The exercise>
In the listing below, locate the lines that hold the string "grand". Copy those lines.

Dataset content>
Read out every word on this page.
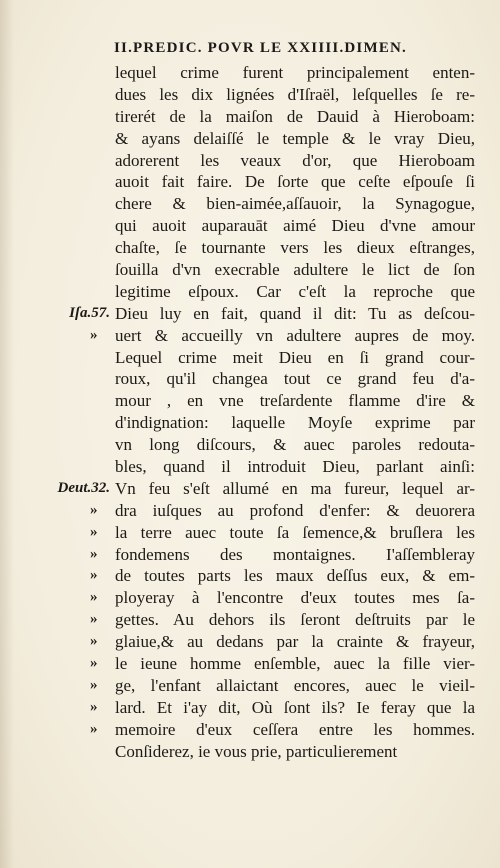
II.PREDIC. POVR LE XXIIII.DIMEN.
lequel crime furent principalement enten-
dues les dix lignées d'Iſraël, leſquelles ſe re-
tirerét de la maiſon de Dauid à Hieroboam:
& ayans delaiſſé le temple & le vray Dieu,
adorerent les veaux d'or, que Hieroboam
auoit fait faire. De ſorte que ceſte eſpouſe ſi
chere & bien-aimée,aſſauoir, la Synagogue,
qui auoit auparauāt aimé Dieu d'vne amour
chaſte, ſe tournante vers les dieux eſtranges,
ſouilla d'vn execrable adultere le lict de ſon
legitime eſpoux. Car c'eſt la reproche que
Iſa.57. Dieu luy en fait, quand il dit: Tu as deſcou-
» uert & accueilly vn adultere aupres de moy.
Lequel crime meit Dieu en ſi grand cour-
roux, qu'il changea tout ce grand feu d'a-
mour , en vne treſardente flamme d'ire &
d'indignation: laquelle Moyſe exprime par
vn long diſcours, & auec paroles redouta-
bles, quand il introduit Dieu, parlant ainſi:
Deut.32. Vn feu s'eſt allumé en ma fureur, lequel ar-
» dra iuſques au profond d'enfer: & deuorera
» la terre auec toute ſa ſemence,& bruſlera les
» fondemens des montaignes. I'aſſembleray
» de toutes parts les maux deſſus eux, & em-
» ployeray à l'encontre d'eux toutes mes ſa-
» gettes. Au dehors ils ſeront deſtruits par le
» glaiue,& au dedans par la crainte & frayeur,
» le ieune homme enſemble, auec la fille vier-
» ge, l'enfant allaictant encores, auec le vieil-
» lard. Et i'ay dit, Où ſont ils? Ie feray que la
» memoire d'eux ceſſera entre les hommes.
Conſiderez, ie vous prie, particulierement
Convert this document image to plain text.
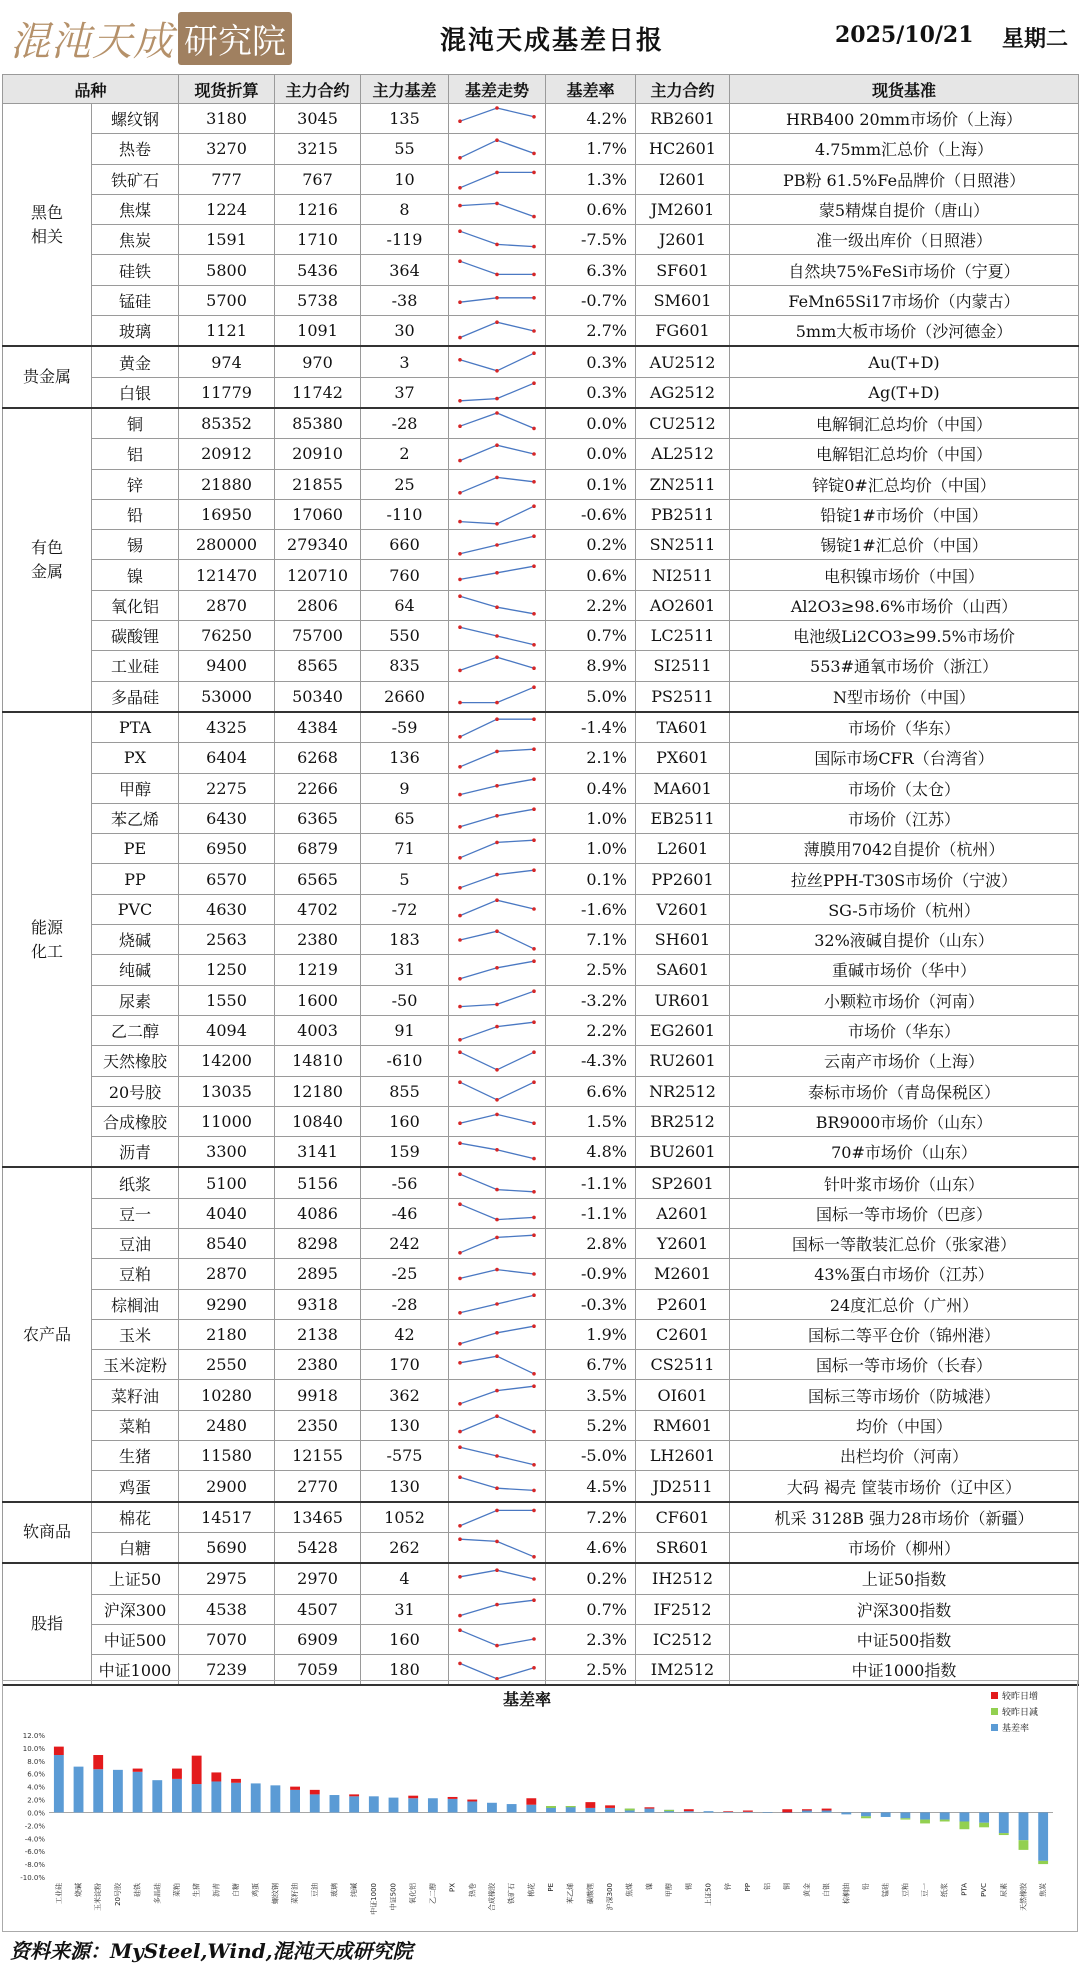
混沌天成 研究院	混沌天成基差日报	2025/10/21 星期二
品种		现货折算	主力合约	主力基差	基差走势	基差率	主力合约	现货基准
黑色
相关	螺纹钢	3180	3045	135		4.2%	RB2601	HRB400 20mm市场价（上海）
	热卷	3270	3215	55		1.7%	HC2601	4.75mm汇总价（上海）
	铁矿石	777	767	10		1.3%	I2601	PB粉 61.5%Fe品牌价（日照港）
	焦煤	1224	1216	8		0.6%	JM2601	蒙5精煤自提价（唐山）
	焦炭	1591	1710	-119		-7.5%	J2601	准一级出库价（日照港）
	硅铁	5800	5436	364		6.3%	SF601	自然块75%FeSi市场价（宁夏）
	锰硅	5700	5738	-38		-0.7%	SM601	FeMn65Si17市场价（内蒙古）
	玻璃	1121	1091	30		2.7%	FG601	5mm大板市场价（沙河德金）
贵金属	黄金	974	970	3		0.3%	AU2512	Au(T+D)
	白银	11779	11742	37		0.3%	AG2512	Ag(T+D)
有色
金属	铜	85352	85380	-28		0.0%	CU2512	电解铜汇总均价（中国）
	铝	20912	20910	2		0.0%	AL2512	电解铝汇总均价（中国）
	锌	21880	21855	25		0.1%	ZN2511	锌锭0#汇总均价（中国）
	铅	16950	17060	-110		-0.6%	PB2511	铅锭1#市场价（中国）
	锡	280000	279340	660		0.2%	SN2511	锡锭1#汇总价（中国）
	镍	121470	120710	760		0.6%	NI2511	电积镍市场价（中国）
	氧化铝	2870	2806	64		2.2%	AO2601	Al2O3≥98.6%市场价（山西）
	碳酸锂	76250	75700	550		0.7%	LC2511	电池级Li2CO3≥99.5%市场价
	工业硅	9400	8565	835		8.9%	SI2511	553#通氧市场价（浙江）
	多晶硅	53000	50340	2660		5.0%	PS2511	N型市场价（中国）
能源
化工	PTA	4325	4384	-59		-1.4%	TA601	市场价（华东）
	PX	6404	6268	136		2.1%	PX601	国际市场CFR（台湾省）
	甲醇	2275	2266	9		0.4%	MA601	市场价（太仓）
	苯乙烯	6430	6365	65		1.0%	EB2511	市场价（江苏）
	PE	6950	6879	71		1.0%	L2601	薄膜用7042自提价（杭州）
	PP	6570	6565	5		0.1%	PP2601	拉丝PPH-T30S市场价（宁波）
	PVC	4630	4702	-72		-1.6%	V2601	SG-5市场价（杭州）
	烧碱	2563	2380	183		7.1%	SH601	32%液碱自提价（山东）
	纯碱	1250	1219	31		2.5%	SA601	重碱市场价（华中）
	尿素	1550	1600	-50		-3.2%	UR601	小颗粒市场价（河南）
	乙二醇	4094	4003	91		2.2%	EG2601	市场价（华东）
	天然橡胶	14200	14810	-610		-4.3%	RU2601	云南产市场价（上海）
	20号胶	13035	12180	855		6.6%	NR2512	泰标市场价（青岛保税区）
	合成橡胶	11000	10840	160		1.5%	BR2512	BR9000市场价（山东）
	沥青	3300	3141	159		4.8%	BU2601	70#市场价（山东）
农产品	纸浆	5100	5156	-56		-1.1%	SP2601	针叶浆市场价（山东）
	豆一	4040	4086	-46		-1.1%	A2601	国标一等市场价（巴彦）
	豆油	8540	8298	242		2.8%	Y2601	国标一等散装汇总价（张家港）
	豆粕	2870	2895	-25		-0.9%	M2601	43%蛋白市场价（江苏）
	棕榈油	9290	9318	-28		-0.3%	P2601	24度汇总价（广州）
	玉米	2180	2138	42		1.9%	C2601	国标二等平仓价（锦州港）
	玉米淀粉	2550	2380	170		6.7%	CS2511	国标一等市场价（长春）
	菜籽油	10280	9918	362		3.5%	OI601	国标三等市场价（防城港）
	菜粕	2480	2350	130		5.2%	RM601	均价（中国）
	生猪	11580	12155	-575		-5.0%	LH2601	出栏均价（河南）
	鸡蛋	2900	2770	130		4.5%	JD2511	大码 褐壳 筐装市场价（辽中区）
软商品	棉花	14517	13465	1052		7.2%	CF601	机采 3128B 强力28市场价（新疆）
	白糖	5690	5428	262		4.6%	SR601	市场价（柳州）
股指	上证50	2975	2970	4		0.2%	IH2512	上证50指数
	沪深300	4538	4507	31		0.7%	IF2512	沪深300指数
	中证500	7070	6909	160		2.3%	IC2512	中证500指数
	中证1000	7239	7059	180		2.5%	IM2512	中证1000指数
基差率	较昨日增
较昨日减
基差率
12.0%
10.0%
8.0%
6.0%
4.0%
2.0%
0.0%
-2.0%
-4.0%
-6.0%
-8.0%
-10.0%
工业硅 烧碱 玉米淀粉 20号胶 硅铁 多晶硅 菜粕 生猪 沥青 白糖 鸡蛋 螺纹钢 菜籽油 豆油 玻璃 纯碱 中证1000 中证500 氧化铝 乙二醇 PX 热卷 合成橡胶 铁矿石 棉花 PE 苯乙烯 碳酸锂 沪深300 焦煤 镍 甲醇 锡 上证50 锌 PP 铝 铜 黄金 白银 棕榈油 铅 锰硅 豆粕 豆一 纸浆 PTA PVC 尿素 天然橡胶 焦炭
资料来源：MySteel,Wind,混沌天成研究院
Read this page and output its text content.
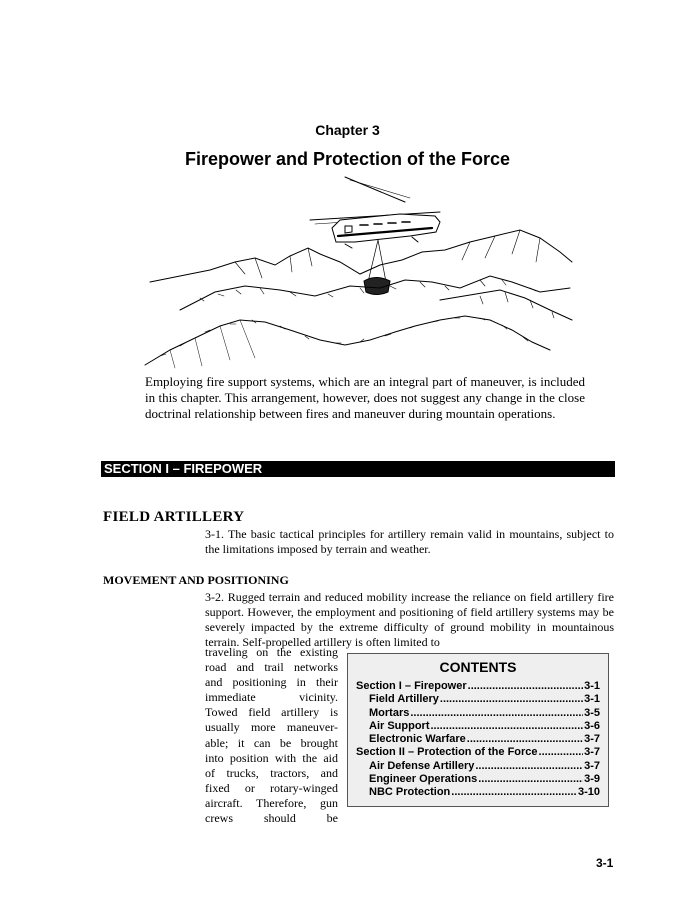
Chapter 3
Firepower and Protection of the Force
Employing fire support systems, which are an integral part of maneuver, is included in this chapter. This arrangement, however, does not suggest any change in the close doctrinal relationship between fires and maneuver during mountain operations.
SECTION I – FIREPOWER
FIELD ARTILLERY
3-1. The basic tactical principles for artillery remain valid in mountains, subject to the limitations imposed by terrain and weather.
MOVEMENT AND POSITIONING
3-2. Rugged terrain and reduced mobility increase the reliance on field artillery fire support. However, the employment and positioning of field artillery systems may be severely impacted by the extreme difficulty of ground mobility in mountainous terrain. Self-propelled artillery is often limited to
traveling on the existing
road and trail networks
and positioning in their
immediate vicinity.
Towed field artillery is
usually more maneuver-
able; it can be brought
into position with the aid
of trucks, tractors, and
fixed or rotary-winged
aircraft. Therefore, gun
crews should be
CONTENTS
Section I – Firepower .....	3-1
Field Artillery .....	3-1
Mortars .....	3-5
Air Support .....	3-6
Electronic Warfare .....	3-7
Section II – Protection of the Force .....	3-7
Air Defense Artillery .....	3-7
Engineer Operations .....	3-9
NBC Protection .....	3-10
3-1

Output>
Lequel crime meit Dieu en ſi grand cour-
roux, qu'il changea tout ce grand feu d'a-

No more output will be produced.